→ Aim of the task
Write each line exactly, from the line that holds "What data populates" through the final line of the material, and no other line.

→ Data supplied

• • • •

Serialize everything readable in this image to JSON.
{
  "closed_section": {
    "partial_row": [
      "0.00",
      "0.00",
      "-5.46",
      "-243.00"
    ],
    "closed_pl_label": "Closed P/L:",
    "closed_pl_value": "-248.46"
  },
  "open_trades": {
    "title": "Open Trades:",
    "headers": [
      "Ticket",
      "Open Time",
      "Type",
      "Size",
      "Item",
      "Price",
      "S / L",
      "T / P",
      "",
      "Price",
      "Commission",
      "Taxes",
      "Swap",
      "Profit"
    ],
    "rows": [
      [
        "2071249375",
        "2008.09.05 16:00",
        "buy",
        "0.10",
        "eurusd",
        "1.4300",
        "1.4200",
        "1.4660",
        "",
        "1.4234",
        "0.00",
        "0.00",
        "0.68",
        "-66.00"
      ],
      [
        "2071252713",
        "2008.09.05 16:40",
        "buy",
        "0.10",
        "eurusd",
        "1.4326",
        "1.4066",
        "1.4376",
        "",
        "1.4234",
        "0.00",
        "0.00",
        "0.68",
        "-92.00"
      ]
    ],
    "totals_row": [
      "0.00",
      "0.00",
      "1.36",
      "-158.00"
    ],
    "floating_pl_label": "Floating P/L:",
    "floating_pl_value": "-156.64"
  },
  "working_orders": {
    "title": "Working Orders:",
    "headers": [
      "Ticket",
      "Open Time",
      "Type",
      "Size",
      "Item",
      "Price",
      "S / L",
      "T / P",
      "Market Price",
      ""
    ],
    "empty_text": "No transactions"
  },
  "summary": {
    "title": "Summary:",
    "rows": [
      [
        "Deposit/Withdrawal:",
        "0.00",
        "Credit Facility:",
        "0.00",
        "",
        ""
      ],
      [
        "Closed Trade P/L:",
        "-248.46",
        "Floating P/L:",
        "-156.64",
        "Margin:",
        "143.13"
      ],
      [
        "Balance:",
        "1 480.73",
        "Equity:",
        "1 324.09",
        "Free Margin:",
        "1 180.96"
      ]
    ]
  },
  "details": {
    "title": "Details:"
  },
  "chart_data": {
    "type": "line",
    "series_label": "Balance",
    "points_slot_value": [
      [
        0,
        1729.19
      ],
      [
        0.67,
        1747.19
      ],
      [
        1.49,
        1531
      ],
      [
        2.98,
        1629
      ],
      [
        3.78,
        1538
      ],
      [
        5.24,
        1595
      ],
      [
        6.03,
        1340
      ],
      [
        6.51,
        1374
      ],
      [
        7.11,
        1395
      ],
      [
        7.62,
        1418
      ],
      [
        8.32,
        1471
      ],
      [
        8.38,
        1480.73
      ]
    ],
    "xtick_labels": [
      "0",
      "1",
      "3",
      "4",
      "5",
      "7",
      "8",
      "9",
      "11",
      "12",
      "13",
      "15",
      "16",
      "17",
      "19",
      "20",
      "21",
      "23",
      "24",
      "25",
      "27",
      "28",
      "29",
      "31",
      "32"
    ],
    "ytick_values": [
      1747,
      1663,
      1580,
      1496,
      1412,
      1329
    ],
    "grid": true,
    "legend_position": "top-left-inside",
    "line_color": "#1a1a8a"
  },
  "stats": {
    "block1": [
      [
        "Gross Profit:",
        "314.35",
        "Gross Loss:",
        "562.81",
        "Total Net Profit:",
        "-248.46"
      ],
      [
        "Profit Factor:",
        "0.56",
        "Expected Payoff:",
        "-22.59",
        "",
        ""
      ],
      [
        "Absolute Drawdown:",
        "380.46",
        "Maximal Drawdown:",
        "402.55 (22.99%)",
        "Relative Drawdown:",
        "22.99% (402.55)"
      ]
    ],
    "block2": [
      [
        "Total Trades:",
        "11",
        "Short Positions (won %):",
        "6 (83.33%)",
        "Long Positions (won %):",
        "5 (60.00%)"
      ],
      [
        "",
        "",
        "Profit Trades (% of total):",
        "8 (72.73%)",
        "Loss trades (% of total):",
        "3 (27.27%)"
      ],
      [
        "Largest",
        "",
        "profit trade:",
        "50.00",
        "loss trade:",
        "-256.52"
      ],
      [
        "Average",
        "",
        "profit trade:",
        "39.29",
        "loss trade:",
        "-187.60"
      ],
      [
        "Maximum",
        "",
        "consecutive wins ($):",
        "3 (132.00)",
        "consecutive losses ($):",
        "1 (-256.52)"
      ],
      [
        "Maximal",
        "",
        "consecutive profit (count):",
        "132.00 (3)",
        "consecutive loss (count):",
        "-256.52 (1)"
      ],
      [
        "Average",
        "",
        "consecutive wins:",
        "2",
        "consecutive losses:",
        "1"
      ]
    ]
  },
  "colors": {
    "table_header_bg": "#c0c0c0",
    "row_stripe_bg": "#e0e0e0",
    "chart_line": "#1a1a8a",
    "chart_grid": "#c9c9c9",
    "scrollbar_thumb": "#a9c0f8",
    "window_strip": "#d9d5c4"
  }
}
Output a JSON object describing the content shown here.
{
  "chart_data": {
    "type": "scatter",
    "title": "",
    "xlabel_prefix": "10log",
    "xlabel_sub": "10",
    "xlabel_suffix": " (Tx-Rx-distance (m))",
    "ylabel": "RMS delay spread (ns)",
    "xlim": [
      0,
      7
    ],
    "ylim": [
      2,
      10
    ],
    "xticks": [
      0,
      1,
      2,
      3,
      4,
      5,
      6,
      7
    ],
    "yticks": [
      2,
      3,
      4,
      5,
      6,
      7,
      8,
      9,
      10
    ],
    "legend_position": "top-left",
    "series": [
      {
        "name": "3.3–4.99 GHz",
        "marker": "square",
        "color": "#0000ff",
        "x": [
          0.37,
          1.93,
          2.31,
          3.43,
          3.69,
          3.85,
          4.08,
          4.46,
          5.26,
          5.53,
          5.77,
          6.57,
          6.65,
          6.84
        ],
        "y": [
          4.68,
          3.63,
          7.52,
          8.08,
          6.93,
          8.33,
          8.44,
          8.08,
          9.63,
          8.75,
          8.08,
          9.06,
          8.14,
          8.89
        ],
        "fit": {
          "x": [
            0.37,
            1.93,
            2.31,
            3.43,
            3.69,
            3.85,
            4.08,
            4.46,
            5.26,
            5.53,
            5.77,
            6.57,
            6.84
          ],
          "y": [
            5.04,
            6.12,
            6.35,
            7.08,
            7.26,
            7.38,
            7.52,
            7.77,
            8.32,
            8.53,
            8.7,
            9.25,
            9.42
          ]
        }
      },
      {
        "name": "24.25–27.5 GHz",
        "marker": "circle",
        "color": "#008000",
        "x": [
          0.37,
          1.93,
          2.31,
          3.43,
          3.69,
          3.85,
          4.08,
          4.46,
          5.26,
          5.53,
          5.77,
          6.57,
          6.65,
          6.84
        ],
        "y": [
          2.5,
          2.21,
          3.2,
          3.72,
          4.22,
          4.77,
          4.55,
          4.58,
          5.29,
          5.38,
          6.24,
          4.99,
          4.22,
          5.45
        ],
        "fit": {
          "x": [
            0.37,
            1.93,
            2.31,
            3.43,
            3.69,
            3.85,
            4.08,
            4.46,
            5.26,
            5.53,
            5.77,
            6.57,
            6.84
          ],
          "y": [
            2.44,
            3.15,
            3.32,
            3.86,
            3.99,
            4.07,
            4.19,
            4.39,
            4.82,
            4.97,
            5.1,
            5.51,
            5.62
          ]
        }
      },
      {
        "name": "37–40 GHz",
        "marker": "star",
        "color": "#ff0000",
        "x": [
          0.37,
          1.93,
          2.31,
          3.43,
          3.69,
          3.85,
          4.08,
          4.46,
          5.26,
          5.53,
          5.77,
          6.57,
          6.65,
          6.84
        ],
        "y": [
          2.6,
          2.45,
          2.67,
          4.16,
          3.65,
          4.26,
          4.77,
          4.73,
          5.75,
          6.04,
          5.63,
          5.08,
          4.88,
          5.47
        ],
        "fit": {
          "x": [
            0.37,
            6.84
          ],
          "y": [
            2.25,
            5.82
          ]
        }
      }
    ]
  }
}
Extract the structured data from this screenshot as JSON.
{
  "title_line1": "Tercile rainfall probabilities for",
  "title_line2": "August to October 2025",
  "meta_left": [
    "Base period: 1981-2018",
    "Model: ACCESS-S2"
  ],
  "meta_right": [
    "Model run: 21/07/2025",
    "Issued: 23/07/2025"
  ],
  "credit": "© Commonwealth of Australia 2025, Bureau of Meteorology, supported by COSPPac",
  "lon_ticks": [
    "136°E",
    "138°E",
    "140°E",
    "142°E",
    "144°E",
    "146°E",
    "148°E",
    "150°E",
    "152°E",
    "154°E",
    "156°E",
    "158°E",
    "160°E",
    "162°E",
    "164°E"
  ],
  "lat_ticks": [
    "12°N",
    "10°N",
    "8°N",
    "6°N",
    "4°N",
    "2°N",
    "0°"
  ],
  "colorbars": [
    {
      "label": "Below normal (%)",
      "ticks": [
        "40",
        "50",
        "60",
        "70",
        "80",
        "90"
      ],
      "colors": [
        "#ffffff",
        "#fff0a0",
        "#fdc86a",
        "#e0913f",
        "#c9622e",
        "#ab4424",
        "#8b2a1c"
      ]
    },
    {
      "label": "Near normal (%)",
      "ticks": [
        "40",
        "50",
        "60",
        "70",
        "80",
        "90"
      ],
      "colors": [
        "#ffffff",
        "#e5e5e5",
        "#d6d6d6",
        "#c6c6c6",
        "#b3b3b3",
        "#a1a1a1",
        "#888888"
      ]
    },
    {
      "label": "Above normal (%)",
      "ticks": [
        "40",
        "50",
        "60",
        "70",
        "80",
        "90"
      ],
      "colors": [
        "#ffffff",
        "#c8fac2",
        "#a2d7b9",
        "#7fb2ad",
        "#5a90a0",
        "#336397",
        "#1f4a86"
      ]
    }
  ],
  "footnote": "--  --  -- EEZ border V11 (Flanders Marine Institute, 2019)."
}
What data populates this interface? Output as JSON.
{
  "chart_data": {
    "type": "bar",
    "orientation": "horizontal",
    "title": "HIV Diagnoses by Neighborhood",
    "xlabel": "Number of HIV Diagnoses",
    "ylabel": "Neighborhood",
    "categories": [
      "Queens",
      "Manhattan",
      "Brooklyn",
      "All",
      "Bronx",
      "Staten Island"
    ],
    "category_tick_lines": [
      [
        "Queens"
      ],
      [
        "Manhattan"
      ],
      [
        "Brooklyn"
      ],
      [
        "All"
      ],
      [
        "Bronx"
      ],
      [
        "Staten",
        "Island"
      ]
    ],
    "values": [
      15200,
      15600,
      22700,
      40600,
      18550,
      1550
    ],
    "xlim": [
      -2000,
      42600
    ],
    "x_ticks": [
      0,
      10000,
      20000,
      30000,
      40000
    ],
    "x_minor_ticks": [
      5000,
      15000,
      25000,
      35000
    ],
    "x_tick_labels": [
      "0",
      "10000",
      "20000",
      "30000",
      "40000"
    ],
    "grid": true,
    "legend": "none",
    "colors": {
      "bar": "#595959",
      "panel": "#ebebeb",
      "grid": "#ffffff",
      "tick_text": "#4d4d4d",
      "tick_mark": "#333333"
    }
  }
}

• • • •

→ The answer
What data populates this interface? Output as JSON.
{
  "chart_data": {
    "type": "bar",
    "orientation": "horizontal",
    "title": "HIV Diagnoses by Neighborhood",
    "xlabel": "Number of HIV Diagnoses",
    "ylabel": "Neighborhood",
    "categories": [
      "Queens",
      "Manhattan",
      "Brooklyn",
      "All",
      "Bronx",
      "Staten Island"
    ],
    "category_tick_lines": [
      [
        "Queens"
      ],
      [
        "Manhattan"
      ],
      [
        "Brooklyn"
      ],
      [
        "All"
      ],
      [
        "Bronx"
      ],
      [
        "Staten",
        "Island"
      ]
    ],
    "values": [
      15200,
      15600,
      22700,
      40600,
      18550,
      1550
    ],
    "xlim": [
      -2000,
      42600
    ],
    "x_ticks": [
      0,
      10000,
      20000,
      30000,
      40000
    ],
    "x_minor_ticks": [
      5000,
      15000,
      25000,
      35000
    ],
    "x_tick_labels": [
      "0",
      "10000",
      "20000",
      "30000",
      "40000"
    ],
    "grid": true,
    "legend": "none",
    "colors": {
      "bar": "#595959",
      "panel": "#ebebeb",
      "grid": "#ffffff",
      "tick_text": "#4d4d4d",
      "tick_mark": "#333333"
    }
  }
}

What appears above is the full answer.